▸ Short task: Every line that includes the word "What" is to be listed.

▸ Available records:
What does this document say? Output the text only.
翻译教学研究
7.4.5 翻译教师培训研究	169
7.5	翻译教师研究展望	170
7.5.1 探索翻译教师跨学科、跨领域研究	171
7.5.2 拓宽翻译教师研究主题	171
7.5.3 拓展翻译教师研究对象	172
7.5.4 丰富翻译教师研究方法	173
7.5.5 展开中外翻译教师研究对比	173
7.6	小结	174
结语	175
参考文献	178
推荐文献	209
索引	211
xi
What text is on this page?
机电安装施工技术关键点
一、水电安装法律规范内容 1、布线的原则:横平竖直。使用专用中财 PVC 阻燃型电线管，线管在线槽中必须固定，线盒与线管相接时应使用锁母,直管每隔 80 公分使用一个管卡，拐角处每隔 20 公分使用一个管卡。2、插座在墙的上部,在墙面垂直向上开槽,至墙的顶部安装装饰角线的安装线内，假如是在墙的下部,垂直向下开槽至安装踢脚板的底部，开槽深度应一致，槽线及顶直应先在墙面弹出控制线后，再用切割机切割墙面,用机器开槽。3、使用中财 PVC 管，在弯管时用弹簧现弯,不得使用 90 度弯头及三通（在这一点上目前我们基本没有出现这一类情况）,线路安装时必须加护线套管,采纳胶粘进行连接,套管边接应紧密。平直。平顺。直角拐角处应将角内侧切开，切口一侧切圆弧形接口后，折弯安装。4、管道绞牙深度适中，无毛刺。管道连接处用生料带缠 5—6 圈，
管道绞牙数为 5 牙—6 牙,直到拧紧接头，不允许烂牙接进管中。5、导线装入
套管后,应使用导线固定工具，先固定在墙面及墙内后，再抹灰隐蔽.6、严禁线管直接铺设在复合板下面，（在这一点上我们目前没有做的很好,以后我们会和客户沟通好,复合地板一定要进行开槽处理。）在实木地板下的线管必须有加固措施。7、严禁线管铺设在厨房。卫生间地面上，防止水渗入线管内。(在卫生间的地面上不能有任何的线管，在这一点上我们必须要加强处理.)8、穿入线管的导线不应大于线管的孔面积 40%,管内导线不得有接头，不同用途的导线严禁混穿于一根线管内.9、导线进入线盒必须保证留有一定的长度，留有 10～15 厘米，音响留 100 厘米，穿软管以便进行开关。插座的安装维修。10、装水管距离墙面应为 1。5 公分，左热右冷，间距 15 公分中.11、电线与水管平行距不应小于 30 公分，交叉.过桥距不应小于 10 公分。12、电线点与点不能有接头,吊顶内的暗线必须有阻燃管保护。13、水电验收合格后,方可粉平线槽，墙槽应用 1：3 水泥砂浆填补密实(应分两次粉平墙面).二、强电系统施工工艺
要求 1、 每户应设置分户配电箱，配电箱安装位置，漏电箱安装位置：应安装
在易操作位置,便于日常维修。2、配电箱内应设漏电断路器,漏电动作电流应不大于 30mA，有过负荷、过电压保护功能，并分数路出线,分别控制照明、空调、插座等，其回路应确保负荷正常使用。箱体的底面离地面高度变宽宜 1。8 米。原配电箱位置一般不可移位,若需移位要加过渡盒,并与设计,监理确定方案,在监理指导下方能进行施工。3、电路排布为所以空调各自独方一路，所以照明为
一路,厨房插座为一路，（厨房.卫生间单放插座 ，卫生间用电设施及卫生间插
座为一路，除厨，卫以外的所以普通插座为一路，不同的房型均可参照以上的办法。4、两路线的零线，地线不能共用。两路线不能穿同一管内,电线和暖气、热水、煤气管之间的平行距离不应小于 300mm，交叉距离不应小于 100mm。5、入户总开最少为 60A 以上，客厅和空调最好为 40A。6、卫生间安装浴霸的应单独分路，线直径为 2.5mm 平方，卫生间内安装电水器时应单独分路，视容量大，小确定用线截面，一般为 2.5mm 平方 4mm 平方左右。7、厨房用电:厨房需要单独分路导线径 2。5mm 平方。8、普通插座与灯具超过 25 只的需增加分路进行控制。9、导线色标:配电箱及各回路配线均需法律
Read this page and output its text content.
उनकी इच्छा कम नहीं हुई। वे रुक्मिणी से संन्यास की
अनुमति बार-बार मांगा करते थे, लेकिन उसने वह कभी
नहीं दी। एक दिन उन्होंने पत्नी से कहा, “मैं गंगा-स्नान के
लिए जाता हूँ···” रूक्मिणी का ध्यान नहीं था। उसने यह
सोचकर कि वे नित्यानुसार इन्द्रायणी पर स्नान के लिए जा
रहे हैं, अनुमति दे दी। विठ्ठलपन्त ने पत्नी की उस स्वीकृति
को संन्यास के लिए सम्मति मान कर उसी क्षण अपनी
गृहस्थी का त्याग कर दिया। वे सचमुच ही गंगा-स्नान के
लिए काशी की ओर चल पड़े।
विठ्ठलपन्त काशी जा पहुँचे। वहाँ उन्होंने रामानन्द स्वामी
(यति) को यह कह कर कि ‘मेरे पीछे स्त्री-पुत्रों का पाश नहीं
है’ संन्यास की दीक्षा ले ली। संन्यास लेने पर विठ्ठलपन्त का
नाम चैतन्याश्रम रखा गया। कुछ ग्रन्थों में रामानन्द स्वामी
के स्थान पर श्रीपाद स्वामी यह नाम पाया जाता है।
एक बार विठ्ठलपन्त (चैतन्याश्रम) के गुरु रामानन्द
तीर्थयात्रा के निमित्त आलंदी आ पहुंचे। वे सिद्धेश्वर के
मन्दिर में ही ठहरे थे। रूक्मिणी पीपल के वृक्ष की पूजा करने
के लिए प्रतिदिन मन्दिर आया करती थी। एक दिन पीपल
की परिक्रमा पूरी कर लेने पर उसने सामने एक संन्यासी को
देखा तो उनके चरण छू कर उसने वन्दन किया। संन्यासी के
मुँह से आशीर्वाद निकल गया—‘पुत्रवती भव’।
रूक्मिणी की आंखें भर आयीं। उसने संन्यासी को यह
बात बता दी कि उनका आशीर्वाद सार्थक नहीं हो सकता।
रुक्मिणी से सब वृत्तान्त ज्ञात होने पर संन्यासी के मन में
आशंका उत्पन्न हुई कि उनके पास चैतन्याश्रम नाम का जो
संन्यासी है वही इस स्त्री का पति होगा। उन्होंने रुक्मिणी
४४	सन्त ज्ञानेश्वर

▸ Exercise solution:
What does this document say? Output the text only.
What text is on this page?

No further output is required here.